TASK BRIEF: Continue the vignette on fitting a multi-likelihood LGCP to the gorilla nest data from where it stops.

TEXT SECTION:
LGCPs - Multiple Likelihoods
Fabian E. Bachl
Generated on 2024-12-18
Source:vignettes/articles/2d_lgcp_multilikelihood.Rmd
2d_lgcp_multilikelihood.Rmd
Introduction
For this vignette we are going to be working with the inlabru’s
´gorillas_sf´ dataset which was originally obtained from the
R
package spatstat
. The data set contains two
types of gorillas nests which are marked as either major or minor. We
will set up a multi-likelihood model for these nests which creates two
spatial LGCPs that share a common intercept but have employ different
spatial smoothers.
Get the data
For the next few practicals we are going to be working with a dataset
obtained from the R
package spatstat
, which
contains the locations of 647 gorilla nests. We load the dataset like
this:
data(gorillas_sf, package = "inlabru")
Plot the nests and visualize the group membership (major/minor) by color:
Fiting the model
First, we define all components that enter the joint model. That is, the intercept that is common to both LGCPs and the two different spatial smoothers, one for each nest group.
matern <- inla.spde2.pcmatern(gorillas_sf$mesh,
prior.range = c(0.1, 0.01),
prior.sigma = c(1, 0.01)
)
cmp <- ~
Common(geometry, model = matern) +
Difference(geometry, model = matern) +
Intercept(1)
Given these components we define the linear predictor for each of the
likelihoods. (Using “.” indicates a pure additive model, and one can use
include/exclude options for bru_obs()
to indicate which
components are actively involved in each model.)

SUPPLIED INFORMATION:

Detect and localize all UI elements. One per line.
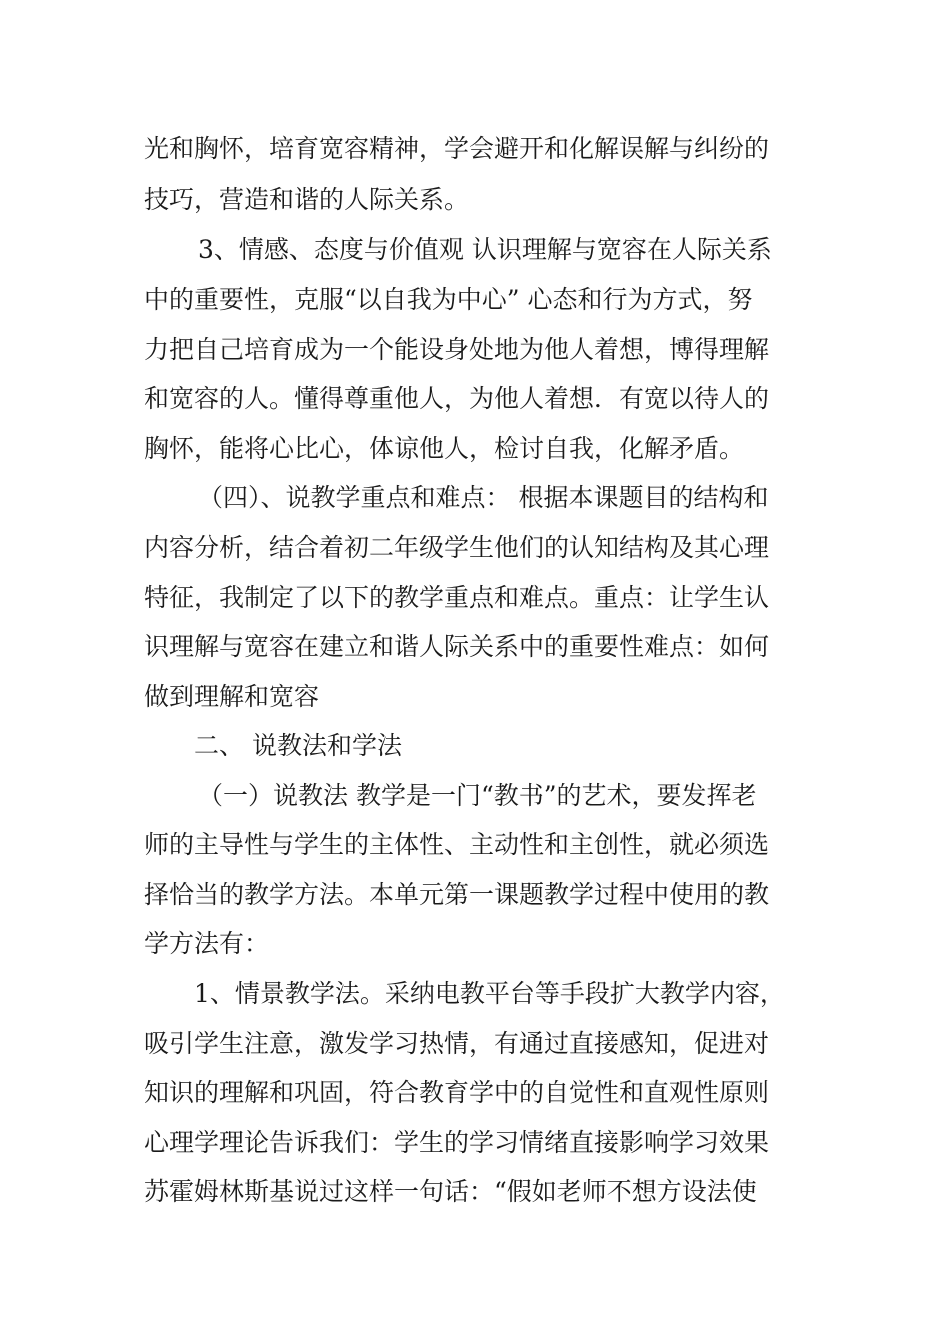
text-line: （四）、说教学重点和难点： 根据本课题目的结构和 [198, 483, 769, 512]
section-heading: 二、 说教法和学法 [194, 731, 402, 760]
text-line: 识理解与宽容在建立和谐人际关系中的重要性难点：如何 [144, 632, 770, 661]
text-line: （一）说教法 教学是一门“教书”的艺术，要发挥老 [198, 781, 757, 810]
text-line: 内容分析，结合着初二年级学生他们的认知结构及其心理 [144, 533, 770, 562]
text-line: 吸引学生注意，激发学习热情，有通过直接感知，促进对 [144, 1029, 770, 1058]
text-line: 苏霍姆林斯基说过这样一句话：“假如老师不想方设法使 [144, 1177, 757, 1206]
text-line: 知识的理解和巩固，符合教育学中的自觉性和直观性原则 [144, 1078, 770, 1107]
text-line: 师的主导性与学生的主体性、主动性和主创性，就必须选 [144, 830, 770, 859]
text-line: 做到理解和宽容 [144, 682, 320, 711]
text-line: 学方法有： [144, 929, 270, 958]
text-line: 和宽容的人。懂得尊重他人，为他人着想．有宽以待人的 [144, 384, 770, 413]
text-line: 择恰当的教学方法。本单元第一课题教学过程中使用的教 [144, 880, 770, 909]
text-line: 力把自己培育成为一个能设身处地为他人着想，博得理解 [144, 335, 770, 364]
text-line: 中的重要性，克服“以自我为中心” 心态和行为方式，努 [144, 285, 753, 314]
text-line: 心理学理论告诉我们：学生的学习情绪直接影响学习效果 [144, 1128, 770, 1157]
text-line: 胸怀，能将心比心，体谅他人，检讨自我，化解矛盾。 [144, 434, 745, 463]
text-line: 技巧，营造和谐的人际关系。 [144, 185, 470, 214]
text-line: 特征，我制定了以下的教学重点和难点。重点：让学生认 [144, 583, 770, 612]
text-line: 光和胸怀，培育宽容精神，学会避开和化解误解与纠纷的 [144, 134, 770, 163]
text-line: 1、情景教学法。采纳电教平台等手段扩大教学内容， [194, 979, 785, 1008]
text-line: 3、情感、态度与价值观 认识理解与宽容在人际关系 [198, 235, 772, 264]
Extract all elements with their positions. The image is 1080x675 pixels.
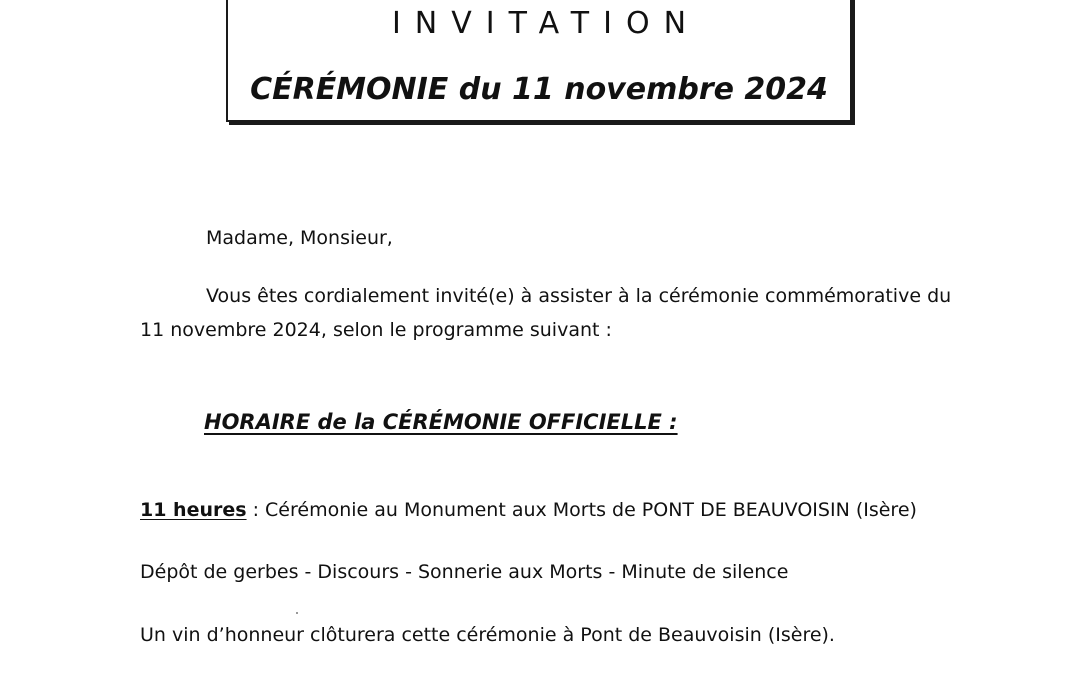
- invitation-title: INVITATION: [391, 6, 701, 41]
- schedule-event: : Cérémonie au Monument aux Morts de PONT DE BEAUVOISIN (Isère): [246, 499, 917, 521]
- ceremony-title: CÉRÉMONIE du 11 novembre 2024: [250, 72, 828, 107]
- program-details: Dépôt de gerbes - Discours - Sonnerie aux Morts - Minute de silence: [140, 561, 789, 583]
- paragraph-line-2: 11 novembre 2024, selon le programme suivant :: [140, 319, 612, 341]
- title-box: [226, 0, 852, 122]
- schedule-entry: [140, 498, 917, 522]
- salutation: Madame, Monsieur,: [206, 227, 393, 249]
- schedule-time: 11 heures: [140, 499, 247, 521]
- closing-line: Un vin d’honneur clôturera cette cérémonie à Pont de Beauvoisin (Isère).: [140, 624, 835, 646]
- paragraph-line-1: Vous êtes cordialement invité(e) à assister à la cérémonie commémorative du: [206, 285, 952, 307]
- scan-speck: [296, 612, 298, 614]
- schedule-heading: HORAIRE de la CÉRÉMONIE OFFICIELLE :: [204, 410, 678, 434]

EXPECTED ANSWER:
fml.major <- geometry ~ Intercept + Common + Difference / 2
fml.minor <- geometry ~ Intercept + Common - Difference / 2
Setting up the Cox process likelihoods is easy in this example. Both nest types were observed within the same window:
lik_minor <- bru_obs("cp",
formula = fml.major,
data = gorillas_sf$nests[gorillas_sf$nests$group == "major", ],
samplers = gorillas_sf$boundary,
domain = list(geometry = gorillas_sf$mesh)
)
lik_major <- bru_obs("cp",
formula = fml.minor,
data = gorillas_sf$nests[gorillas_sf$nests$group == "minor", ],
samplers = gorillas_sf$boundary,
domain = list(geometry = gorillas_sf$mesh)
)
… which we provide to the ´bru´ function.
jfit <- bru(cmp, lik_major, lik_minor,
options = list(
control.inla = list(
int.strategy = "eb"
),
bru_max_iter = 1
)
)
library(patchwork)
pl.major <- ggplot() +
gg(gorillas_sf$mesh,
mask = gorillas_sf$boundary,
col = exp(jfit$summary.random$Common$mean)
)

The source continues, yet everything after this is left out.